> _Problem_:
Write the listing out again, all of it, word for word.

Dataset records
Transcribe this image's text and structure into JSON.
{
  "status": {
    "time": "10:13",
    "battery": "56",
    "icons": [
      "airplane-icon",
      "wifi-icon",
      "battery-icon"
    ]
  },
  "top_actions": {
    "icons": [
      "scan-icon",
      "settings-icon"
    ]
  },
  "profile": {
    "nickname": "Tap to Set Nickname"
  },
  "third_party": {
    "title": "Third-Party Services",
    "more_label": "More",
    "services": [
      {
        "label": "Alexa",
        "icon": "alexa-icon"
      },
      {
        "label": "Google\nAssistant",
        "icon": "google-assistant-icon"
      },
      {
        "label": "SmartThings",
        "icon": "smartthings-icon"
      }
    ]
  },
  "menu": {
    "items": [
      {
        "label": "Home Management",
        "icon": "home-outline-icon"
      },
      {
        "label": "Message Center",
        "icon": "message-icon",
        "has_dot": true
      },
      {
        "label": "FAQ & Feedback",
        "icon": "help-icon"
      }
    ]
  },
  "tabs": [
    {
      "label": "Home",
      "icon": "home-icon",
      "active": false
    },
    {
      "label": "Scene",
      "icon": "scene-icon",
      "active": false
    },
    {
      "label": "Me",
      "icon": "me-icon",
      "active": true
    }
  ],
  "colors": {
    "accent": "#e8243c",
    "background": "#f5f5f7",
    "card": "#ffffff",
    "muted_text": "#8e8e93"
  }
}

> _Full answer_:
Transcribe this image's text and structure into JSON.
{
  "status": {
    "time": "10:13",
    "battery": "56",
    "icons": [
      "airplane-icon",
      "wifi-icon",
      "battery-icon"
    ]
  },
  "top_actions": {
    "icons": [
      "scan-icon",
      "settings-icon"
    ]
  },
  "profile": {
    "nickname": "Tap to Set Nickname"
  },
  "third_party": {
    "title": "Third-Party Services",
    "more_label": "More",
    "services": [
      {
        "label": "Alexa",
        "icon": "alexa-icon"
      },
      {
        "label": "Google\nAssistant",
        "icon": "google-assistant-icon"
      },
      {
        "label": "SmartThings",
        "icon": "smartthings-icon"
      }
    ]
  },
  "menu": {
    "items": [
      {
        "label": "Home Management",
        "icon": "home-outline-icon"
      },
      {
        "label": "Message Center",
        "icon": "message-icon",
        "has_dot": true
      },
      {
        "label": "FAQ & Feedback",
        "icon": "help-icon"
      }
    ]
  },
  "tabs": [
    {
      "label": "Home",
      "icon": "home-icon",
      "active": false
    },
    {
      "label": "Scene",
      "icon": "scene-icon",
      "active": false
    },
    {
      "label": "Me",
      "icon": "me-icon",
      "active": true
    }
  ],
  "colors": {
    "accent": "#e8243c",
    "background": "#f5f5f7",
    "card": "#ffffff",
    "muted_text": "#8e8e93"
  }
}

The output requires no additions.